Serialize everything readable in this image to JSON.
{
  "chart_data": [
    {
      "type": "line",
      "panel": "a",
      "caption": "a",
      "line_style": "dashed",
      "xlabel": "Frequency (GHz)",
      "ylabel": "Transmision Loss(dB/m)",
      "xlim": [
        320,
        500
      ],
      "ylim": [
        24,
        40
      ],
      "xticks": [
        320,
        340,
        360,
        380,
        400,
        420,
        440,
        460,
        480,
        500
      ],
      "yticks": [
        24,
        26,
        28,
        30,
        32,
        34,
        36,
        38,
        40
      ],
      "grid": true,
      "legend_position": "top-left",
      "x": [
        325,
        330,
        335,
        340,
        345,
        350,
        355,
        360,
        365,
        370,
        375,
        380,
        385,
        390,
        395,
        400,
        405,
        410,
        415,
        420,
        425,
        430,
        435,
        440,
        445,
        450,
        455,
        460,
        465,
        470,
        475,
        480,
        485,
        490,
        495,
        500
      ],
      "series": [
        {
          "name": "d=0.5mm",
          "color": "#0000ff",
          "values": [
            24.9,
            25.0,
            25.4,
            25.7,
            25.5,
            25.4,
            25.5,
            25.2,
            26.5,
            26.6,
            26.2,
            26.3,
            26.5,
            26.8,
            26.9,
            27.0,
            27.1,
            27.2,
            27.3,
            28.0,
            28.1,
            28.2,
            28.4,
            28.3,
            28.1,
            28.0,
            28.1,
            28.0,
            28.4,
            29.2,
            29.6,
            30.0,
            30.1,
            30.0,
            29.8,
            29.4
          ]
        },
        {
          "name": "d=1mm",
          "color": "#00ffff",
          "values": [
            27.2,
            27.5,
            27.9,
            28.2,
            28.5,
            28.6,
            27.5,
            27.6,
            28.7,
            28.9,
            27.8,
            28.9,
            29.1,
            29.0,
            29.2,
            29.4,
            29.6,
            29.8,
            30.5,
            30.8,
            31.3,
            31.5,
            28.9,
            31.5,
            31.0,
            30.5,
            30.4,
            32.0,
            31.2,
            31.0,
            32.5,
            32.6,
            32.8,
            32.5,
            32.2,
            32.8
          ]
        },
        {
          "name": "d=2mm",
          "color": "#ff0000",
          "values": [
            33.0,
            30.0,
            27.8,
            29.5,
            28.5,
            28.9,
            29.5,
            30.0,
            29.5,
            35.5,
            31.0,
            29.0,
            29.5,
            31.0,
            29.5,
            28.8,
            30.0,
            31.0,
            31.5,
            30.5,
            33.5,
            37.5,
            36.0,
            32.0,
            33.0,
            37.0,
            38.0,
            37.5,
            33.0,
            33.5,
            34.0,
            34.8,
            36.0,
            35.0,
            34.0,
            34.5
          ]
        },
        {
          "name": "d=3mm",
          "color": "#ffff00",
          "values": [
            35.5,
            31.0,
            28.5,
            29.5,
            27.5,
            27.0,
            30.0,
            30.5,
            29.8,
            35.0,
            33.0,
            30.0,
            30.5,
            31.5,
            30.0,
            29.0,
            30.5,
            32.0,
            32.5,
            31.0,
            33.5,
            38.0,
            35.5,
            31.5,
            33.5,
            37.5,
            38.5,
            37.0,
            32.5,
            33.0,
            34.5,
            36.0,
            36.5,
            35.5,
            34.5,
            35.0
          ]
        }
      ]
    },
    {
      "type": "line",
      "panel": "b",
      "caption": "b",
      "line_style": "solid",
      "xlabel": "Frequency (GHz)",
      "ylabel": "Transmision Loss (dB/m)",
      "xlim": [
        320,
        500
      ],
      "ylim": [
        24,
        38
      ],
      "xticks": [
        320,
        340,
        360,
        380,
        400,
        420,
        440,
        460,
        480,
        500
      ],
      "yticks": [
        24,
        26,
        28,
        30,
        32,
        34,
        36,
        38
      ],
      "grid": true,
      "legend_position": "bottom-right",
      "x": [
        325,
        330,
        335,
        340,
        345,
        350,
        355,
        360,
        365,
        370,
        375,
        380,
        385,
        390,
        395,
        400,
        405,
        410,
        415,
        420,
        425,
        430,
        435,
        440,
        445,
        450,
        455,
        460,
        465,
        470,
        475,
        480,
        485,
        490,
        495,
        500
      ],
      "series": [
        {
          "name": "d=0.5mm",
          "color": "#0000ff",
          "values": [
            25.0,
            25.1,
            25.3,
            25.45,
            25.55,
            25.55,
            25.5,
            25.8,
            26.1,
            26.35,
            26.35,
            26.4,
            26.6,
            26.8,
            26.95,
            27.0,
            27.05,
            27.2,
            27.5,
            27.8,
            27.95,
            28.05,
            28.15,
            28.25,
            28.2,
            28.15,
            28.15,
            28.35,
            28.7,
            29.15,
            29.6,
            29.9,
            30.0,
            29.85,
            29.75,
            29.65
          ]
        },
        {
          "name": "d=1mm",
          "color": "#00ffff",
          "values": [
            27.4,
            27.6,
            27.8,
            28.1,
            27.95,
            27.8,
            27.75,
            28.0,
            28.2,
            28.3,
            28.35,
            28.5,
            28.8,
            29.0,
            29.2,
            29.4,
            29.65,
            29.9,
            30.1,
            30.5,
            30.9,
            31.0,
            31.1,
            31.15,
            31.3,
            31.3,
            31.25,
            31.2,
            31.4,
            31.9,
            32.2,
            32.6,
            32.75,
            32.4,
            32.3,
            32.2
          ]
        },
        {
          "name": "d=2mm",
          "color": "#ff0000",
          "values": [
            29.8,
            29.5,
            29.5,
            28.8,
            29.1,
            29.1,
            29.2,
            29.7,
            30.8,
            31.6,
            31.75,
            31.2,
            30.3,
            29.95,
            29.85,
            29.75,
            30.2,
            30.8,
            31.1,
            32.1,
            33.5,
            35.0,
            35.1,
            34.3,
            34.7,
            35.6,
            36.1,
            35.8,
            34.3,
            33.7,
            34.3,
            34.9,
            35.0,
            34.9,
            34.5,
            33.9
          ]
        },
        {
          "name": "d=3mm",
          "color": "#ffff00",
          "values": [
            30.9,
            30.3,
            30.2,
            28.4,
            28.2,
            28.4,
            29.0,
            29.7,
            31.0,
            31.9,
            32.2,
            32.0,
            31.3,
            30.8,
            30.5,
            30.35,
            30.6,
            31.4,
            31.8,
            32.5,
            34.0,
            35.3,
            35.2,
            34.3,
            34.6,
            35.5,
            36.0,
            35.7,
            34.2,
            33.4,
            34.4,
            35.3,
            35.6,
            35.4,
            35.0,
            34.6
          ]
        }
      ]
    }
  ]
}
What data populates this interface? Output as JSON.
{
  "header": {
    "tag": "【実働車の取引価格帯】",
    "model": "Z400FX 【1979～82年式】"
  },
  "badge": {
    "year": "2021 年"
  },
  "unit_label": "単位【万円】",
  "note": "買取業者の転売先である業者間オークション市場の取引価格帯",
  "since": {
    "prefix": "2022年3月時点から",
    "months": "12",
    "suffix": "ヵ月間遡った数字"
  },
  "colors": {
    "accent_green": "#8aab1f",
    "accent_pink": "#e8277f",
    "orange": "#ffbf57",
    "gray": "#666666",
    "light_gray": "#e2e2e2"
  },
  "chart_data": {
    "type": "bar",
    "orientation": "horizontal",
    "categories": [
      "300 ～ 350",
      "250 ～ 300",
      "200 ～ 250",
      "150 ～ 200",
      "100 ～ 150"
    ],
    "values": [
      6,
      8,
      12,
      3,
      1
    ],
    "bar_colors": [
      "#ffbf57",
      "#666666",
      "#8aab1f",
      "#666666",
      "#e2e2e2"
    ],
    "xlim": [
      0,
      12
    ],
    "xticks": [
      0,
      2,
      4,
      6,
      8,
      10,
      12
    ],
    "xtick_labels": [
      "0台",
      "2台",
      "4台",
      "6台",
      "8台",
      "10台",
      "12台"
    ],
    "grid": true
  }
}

### SET TASK:
Give again only the lines starting at the one that contains "What data populates" and running to the end of the data.

### COMPLETE RESPONSE:
What data populates this interface? Output as JSON.
{
  "header": {
    "tag": "【実働車の取引価格帯】",
    "model": "Z400FX 【1979～82年式】"
  },
  "badge": {
    "year": "2021 年"
  },
  "unit_label": "単位【万円】",
  "note": "買取業者の転売先である業者間オークション市場の取引価格帯",
  "since": {
    "prefix": "2022年3月時点から",
    "months": "12",
    "suffix": "ヵ月間遡った数字"
  },
  "colors": {
    "accent_green": "#8aab1f",
    "accent_pink": "#e8277f",
    "orange": "#ffbf57",
    "gray": "#666666",
    "light_gray": "#e2e2e2"
  },
  "chart_data": {
    "type": "bar",
    "orientation": "horizontal",
    "categories": [
      "300 ～ 350",
      "250 ～ 300",
      "200 ～ 250",
      "150 ～ 200",
      "100 ～ 150"
    ],
    "values": [
      6,
      8,
      12,
      3,
      1
    ],
    "bar_colors": [
      "#ffbf57",
      "#666666",
      "#8aab1f",
      "#666666",
      "#e2e2e2"
    ],
    "xlim": [
      0,
      12
    ],
    "xticks": [
      0,
      2,
      4,
      6,
      8,
      10,
      12
    ],
    "xtick_labels": [
      "0台",
      "2台",
      "4台",
      "6台",
      "8台",
      "10台",
      "12台"
    ],
    "grid": true
  }
}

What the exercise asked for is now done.